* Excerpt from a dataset
┄┄┄┄┄┄┄┄┄┄┄┄┄┄┄┄┄┄┄┄

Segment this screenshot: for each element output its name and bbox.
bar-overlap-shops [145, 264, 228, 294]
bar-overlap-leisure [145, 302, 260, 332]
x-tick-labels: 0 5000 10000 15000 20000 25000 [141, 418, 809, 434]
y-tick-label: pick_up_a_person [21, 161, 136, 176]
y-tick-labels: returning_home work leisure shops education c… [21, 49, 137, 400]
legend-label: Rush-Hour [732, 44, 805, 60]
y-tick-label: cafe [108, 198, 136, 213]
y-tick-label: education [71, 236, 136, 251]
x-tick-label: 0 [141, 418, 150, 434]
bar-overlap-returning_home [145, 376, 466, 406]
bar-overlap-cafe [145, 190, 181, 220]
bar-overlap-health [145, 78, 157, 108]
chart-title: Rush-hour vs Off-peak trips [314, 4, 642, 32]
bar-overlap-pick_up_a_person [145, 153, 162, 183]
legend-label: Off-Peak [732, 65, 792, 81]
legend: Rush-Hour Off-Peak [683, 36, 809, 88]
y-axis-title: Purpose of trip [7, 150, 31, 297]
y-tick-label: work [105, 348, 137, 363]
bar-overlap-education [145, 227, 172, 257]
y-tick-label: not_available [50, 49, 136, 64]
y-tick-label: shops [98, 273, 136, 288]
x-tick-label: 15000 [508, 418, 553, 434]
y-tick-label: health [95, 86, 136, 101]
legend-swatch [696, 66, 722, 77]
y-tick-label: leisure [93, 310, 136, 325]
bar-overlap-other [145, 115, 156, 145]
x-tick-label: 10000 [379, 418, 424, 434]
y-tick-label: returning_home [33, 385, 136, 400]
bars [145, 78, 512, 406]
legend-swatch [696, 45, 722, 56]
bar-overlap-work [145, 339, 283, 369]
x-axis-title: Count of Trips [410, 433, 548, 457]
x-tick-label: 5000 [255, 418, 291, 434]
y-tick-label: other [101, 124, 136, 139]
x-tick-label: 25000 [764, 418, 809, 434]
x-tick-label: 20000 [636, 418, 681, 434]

┄┄┄┄┄┄┄┄┄┄┄┄┄┄┄┄┄┄┄┄

* Short exercise
Update the lines in all the records so that every "legend-swatch" reads "legend-marker", with everything else left unchanged.

* Exercise output
Segment this screenshot: for each element output its name and bbox.
bar-overlap-shops [145, 264, 228, 294]
bar-overlap-leisure [145, 302, 260, 332]
x-tick-labels: 0 5000 10000 15000 20000 25000 [141, 418, 809, 434]
y-tick-label: pick_up_a_person [21, 161, 136, 176]
y-tick-labels: returning_home work leisure shops education c… [21, 49, 137, 400]
legend-label: Rush-Hour [732, 44, 805, 60]
y-tick-label: cafe [108, 198, 136, 213]
y-tick-label: education [71, 236, 136, 251]
x-tick-label: 0 [141, 418, 150, 434]
bar-overlap-returning_home [145, 376, 466, 406]
bar-overlap-cafe [145, 190, 181, 220]
bar-overlap-health [145, 78, 157, 108]
chart-title: Rush-hour vs Off-peak trips [314, 4, 642, 32]
bar-overlap-pick_up_a_person [145, 153, 162, 183]
legend-label: Off-Peak [732, 65, 792, 81]
legend: Rush-Hour Off-Peak [683, 36, 809, 88]
y-axis-title: Purpose of trip [7, 150, 31, 297]
y-tick-label: work [105, 348, 137, 363]
bar-overlap-education [145, 227, 172, 257]
y-tick-label: not_available [50, 49, 136, 64]
y-tick-label: shops [98, 273, 136, 288]
x-tick-label: 15000 [508, 418, 553, 434]
y-tick-label: health [95, 86, 136, 101]
legend-marker [696, 66, 722, 77]
y-tick-label: leisure [93, 310, 136, 325]
bar-overlap-other [145, 115, 156, 145]
x-tick-label: 10000 [379, 418, 424, 434]
y-tick-label: returning_home [33, 385, 136, 400]
bars [145, 78, 512, 406]
legend-marker [696, 45, 722, 56]
bar-overlap-work [145, 339, 283, 369]
x-axis-title: Count of Trips [410, 433, 548, 457]
x-tick-label: 5000 [255, 418, 291, 434]
y-tick-label: other [101, 124, 136, 139]
x-tick-label: 25000 [764, 418, 809, 434]
x-tick-label: 20000 [636, 418, 681, 434]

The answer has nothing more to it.